WHAT YOU SHOULD DO:
Pick out the lines in the listing below that contain the word "preformed" and copy them.

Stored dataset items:
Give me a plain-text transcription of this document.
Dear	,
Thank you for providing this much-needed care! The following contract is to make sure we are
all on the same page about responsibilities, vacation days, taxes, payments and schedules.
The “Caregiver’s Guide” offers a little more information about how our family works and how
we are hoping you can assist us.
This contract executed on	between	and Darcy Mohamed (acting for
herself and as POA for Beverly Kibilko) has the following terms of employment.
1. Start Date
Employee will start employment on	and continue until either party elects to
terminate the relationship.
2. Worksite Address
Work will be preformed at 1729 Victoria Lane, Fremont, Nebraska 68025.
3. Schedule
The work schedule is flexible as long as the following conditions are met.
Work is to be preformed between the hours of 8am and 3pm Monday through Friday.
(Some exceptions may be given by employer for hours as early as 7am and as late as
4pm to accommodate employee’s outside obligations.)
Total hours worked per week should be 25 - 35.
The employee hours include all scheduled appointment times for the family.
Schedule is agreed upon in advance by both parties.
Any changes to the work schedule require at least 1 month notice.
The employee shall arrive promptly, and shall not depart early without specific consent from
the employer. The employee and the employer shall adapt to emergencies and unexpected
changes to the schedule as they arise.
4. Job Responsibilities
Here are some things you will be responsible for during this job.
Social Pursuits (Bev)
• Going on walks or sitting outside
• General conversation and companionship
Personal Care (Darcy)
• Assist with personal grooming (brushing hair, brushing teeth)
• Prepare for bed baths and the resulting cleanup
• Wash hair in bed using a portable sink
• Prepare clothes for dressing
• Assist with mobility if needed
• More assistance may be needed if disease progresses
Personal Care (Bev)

...

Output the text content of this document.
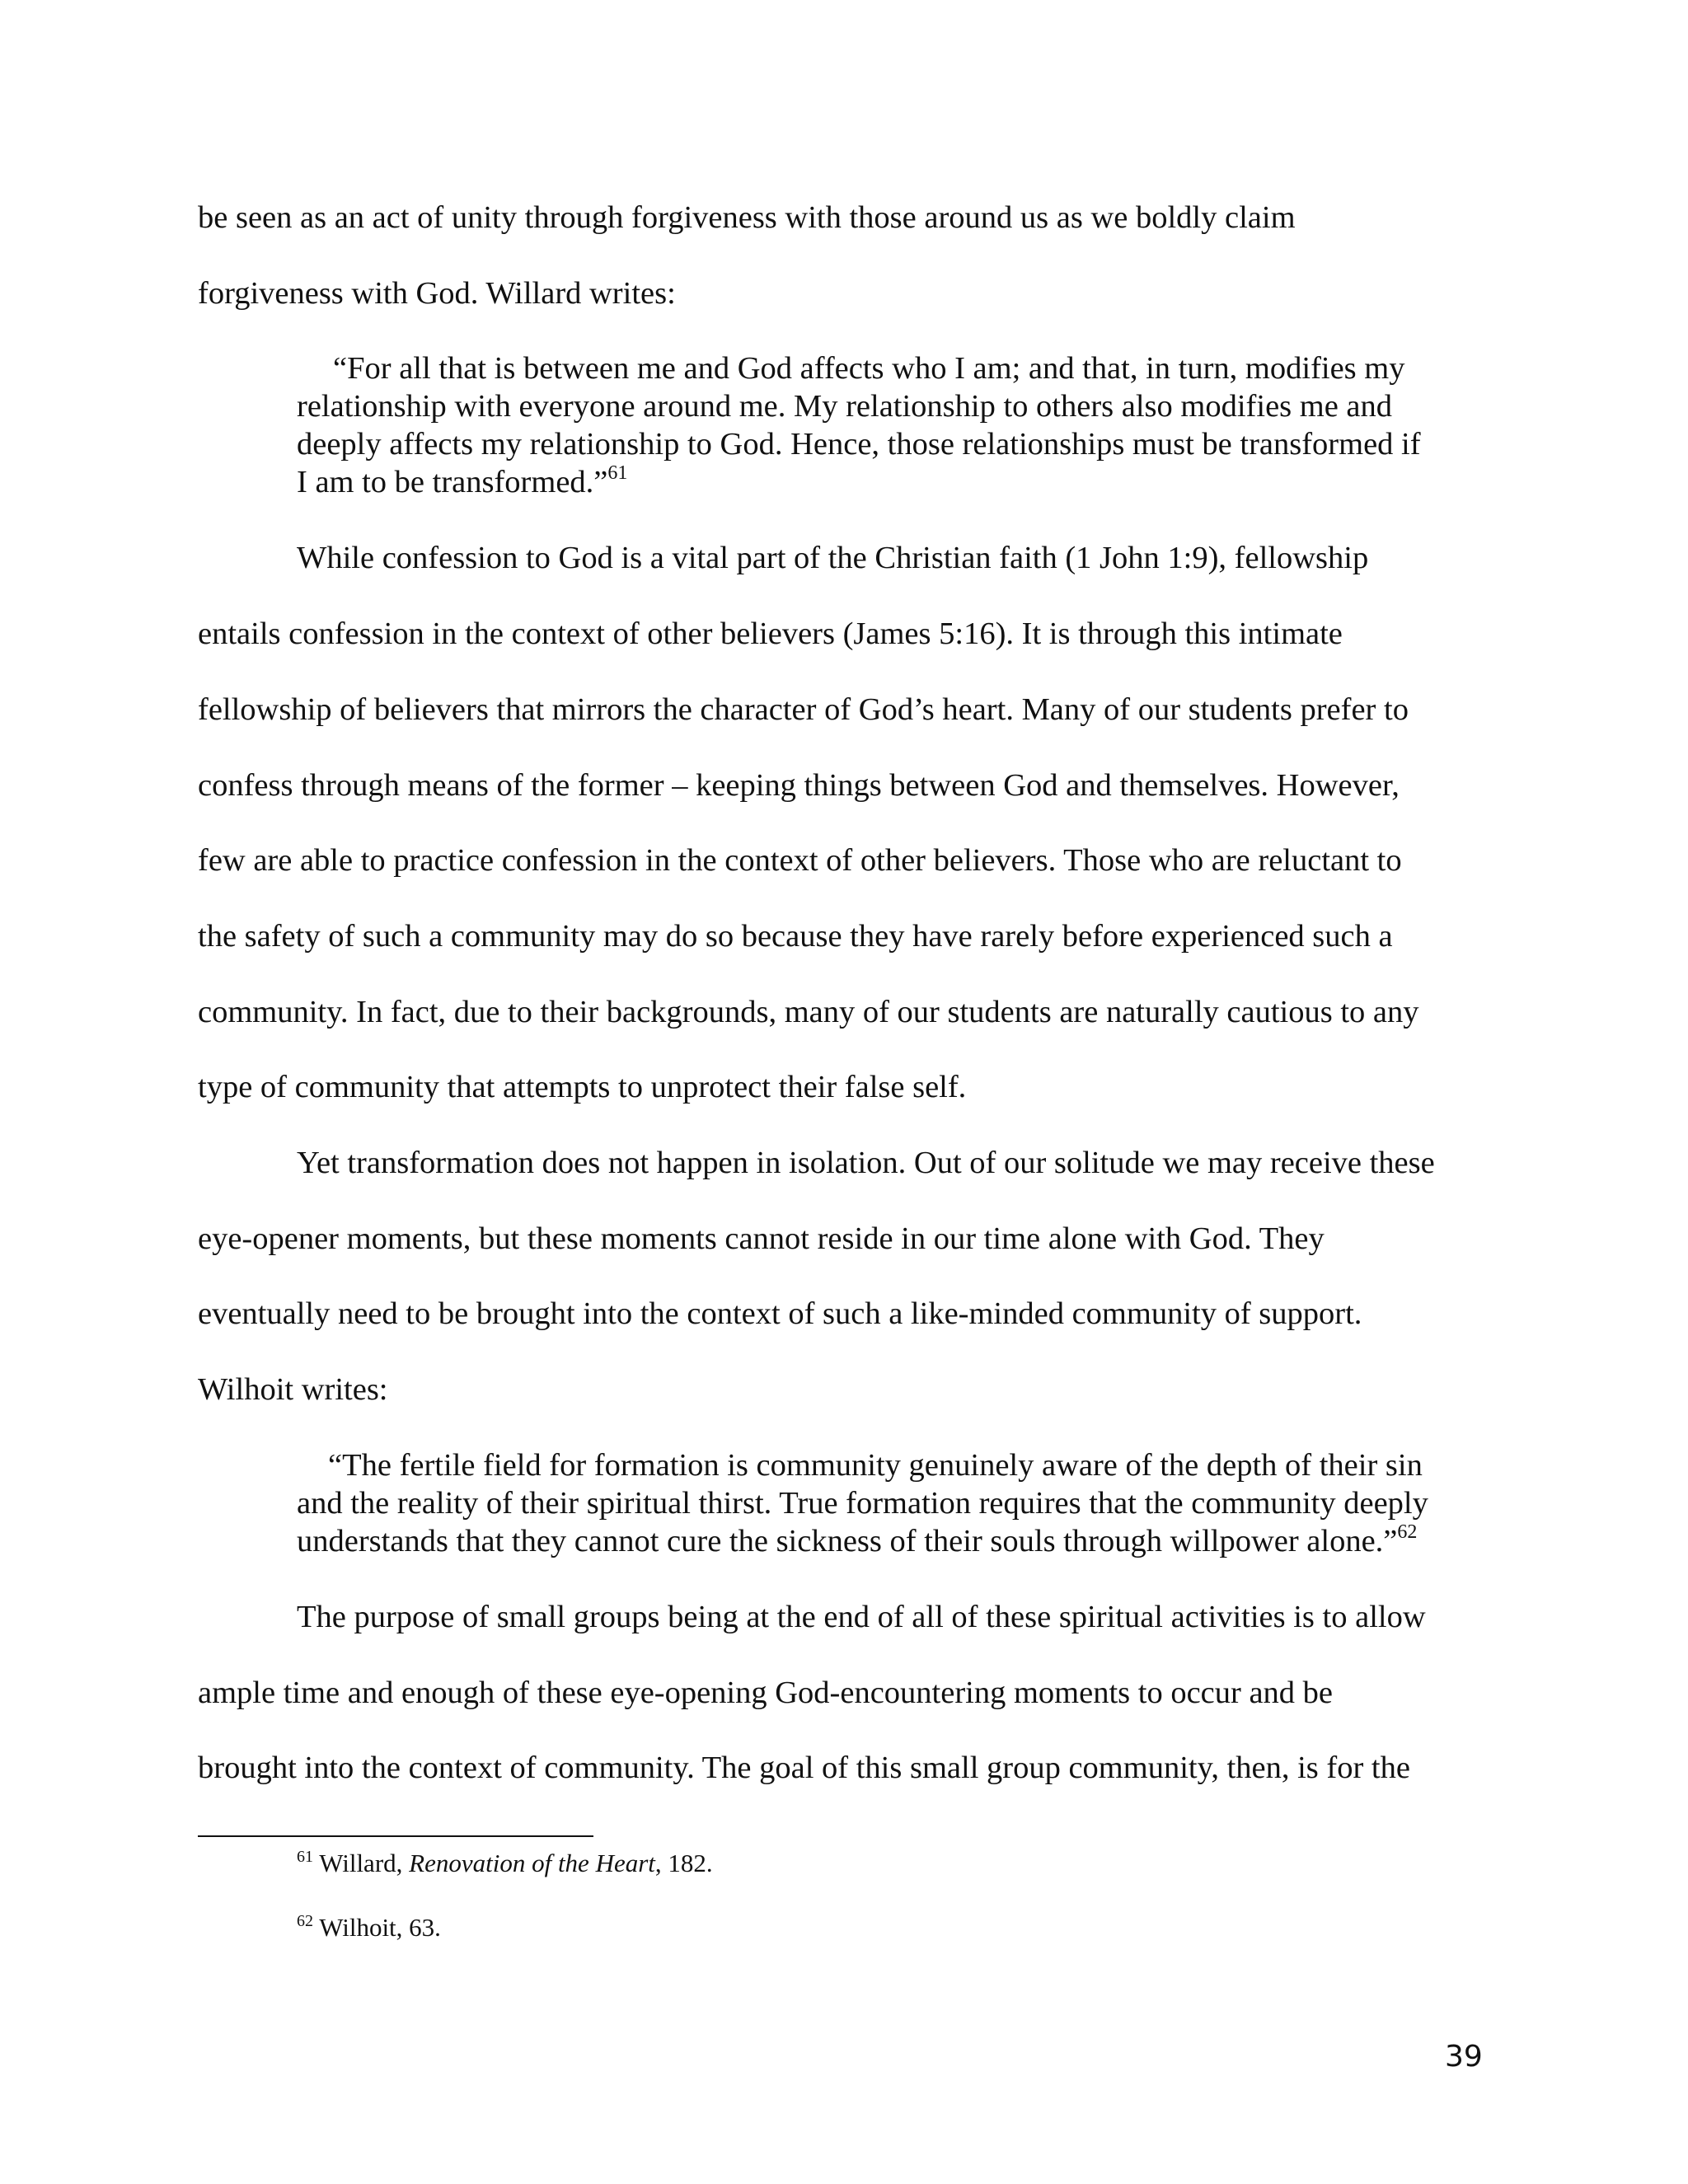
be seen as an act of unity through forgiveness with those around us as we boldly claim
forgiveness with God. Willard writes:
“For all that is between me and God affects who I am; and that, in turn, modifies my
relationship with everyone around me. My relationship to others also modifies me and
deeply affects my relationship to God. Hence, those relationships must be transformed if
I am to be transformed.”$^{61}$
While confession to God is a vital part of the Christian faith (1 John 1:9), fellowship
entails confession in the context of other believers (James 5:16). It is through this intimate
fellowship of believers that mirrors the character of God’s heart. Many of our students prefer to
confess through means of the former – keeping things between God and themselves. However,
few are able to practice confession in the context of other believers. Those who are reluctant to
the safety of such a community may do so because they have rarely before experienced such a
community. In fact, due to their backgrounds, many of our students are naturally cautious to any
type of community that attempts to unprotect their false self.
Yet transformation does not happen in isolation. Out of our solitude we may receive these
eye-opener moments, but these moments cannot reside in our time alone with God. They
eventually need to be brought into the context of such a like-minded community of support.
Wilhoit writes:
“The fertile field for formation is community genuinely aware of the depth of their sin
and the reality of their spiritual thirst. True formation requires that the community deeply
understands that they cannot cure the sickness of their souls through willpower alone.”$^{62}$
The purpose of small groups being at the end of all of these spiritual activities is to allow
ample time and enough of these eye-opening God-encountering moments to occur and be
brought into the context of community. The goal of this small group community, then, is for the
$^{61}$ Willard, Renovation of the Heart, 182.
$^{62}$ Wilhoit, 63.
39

OUTPUT OF THE EXERCISE:
Work will be preformed at 1729 Victoria Lane, Fremont, Nebraska 68025.
Work is to be preformed between the hours of 8am and 3pm Monday through Friday.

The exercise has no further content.